Task brief
Render the material again word for word, skipping the pictures in it.

Stored rows
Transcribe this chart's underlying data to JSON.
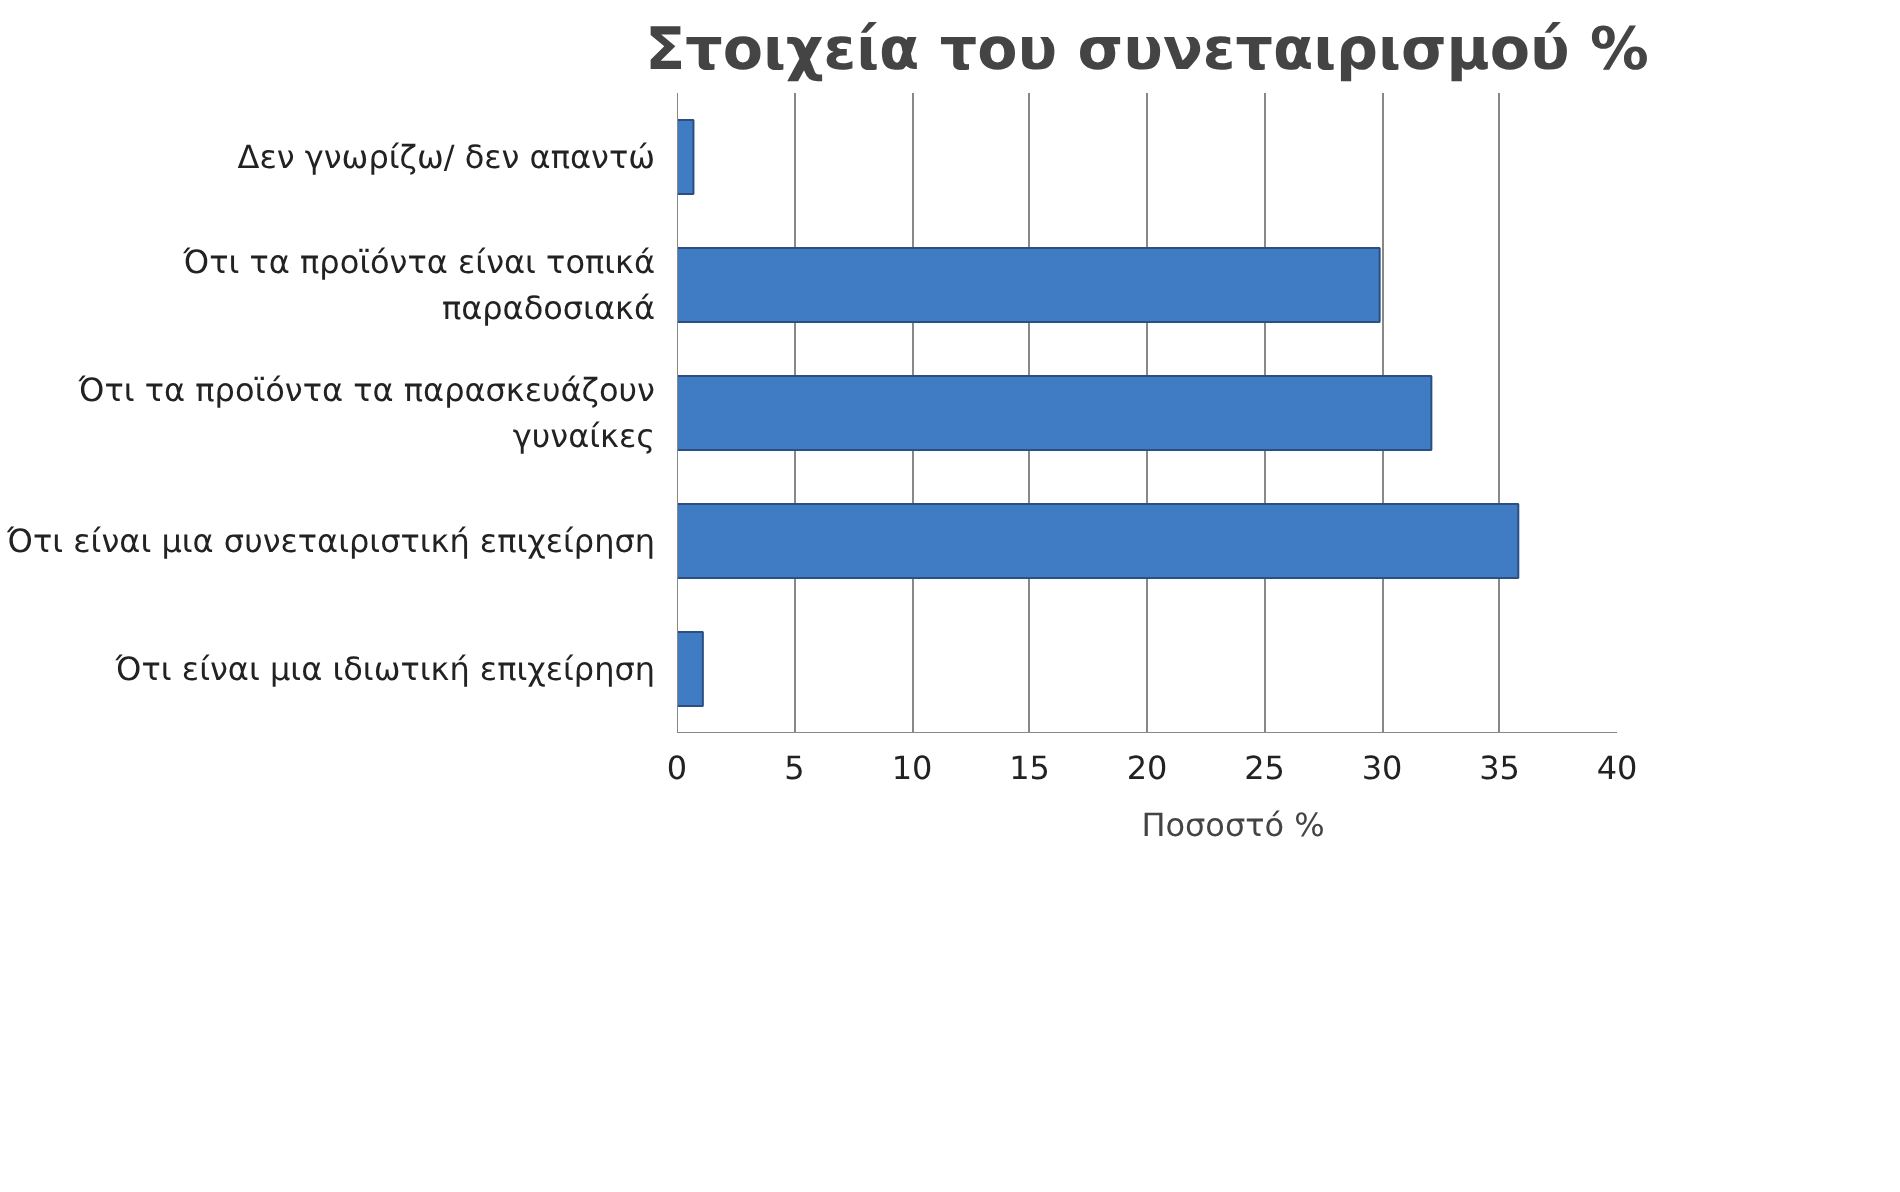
{
  "chart_data": {
    "type": "bar",
    "orientation": "horizontal",
    "title": "Στοιχεία του συνεταιρισμού %",
    "categories": [
      "Δεν γνωρίζω/ δεν απαντώ",
      "Ότι τα προϊόντα είναι τοπικά παραδοσιακά",
      "Ότι τα προϊόντα τα παρασκευάζουν γυναίκες",
      "Ότι είναι μια συνεταιριστική επιχείρηση",
      "Ότι είναι μια ιδιωτική επιχείρηση"
    ],
    "series": [
      {
        "name": "Ποσοστό %",
        "color": "#3f7cc4",
        "values": [
          0.7,
          29.9,
          32.1,
          35.8,
          1.1
        ]
      }
    ],
    "xlim": [
      0,
      40
    ],
    "xticks": [
      0,
      5,
      10,
      15,
      20,
      25,
      30,
      35,
      40
    ],
    "grid": "x",
    "legend": "bottom"
  }
}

Task response
Transcribe this chart's underlying data to JSON.
{
  "chart_data": {
    "type": "bar",
    "orientation": "horizontal",
    "title": "Στοιχεία του συνεταιρισμού %",
    "categories": [
      "Δεν γνωρίζω/ δεν απαντώ",
      "Ότι τα προϊόντα είναι τοπικά παραδοσιακά",
      "Ότι τα προϊόντα τα παρασκευάζουν γυναίκες",
      "Ότι είναι μια συνεταιριστική επιχείρηση",
      "Ότι είναι μια ιδιωτική επιχείρηση"
    ],
    "series": [
      {
        "name": "Ποσοστό %",
        "color": "#3f7cc4",
        "values": [
          0.7,
          29.9,
          32.1,
          35.8,
          1.1
        ]
      }
    ],
    "xlim": [
      0,
      40
    ],
    "xticks": [
      0,
      5,
      10,
      15,
      20,
      25,
      30,
      35,
      40
    ],
    "grid": "x",
    "legend": "bottom"
  }
}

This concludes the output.